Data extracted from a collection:

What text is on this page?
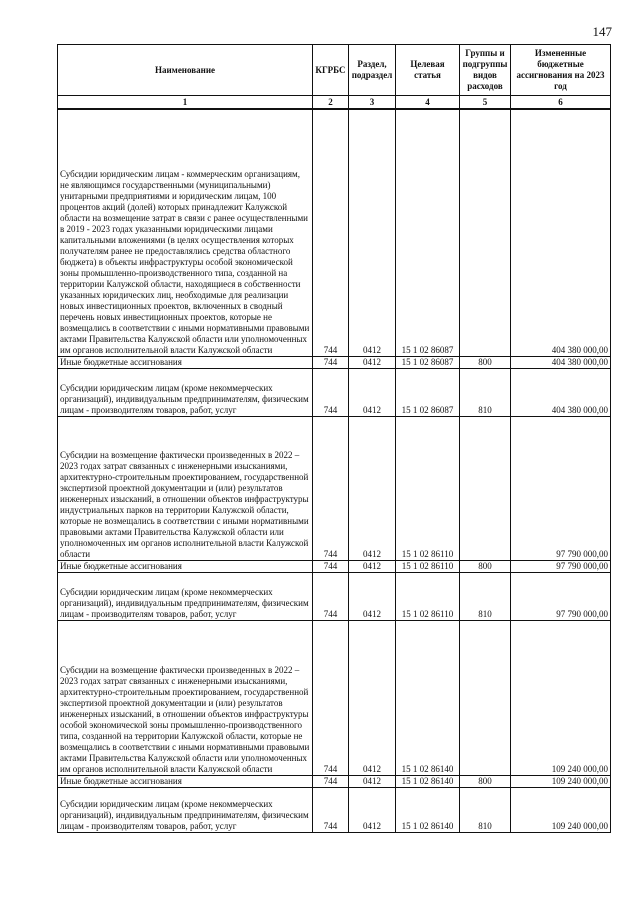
147
Наименование	КГРБС	Раздел, подраздел	Целевая статья	Группы и подгруппы видов расходов	Измененные бюджетные ассигнования на 2023 год
1	2	3	4	5	6
Субсидии юридическим лицам - коммерческим организациям, не являющимся государственными (муниципальными) унитарными предприятиями и юридическим лицам, 100 процентов акций (долей) которых принадлежит Калужской области на возмещение затрат в связи с ранее осуществленными в 2019 - 2023 годах указанными юридическими лицами капитальными вложениями (в целях осуществления которых получателям ранее не предоставлялись средства областного бюджета) в объекты инфраструктуры особой экономической зоны промышленно-производственного типа, созданной на территории Калужской области, находящиеся в собственности указанных юридических лиц, необходимые для реализации новых инвестиционных проектов, включенных в сводный перечень новых инвестиционных проектов, которые не возмещались в соответствии с иными нормативными правовыми актами Правительства Калужской области или уполномоченных им органов исполнительной власти Калужской области	744	0412	15 1 02 86087		404 380 000,00
Иные бюджетные ассигнования	744	0412	15 1 02 86087	800	404 380 000,00
Субсидии юридическим лицам (кроме некоммерческих организаций), индивидуальным предпринимателям, физическим лицам - производителям товаров, работ, услуг	744	0412	15 1 02 86087	810	404 380 000,00
Субсидии на возмещение фактически произведенных в 2022 – 2023 годах затрат связанных с инженерными изысканиями, архитектурно-строительным проектированием, государственной экспертизой проектной документации и (или) результатов инженерных изысканий, в отношении объектов инфраструктуры индустриальных парков на территории Калужской области, которые не возмещались в соответствии с иными нормативными правовыми актами Правительства Калужской области или уполномоченных им органов исполнительной власти Калужской области	744	0412	15 1 02 86110		97 790 000,00
Иные бюджетные ассигнования	744	0412	15 1 02 86110	800	97 790 000,00
Субсидии юридическим лицам (кроме некоммерческих организаций), индивидуальным предпринимателям, физическим лицам - производителям товаров, работ, услуг	744	0412	15 1 02 86110	810	97 790 000,00
Субсидии на возмещение фактически произведенных в 2022 – 2023 годах затрат связанных с инженерными изысканиями, архитектурно-строительным проектированием, государственной экспертизой проектной документации и (или) результатов инженерных изысканий, в отношении объектов инфраструктуры особой экономической зоны промышленно-производственного типа, созданной на территории Калужской области, которые не возмещались в соответствии с иными нормативными правовыми актами Правительства Калужской области или уполномоченных им органов исполнительной власти Калужской области	744	0412	15 1 02 86140		109 240 000,00
Иные бюджетные ассигнования	744	0412	15 1 02 86140	800	109 240 000,00
Субсидии юридическим лицам (кроме некоммерческих организаций), индивидуальным предпринимателям, физическим лицам - производителям товаров, работ, услуг	744	0412	15 1 02 86140	810	109 240 000,00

Task to carry out:
Return all lines containing the word "производителям".

Result of the exercise:
Субсидии юридическим лицам (кроме некоммерческих организаций), индивидуальным предпринимателям, физическим лицам - производителям товаров, работ, услуг	744	0412	15 1 02 86087	810	404 380 000,00
Субсидии юридическим лицам (кроме некоммерческих организаций), индивидуальным предпринимателям, физическим лицам - производителям товаров, работ, услуг	744	0412	15 1 02 86110	810	97 790 000,00
Субсидии юридическим лицам (кроме некоммерческих организаций), индивидуальным предпринимателям, физическим лицам - производителям товаров, работ, услуг	744	0412	15 1 02 86140	810	109 240 000,00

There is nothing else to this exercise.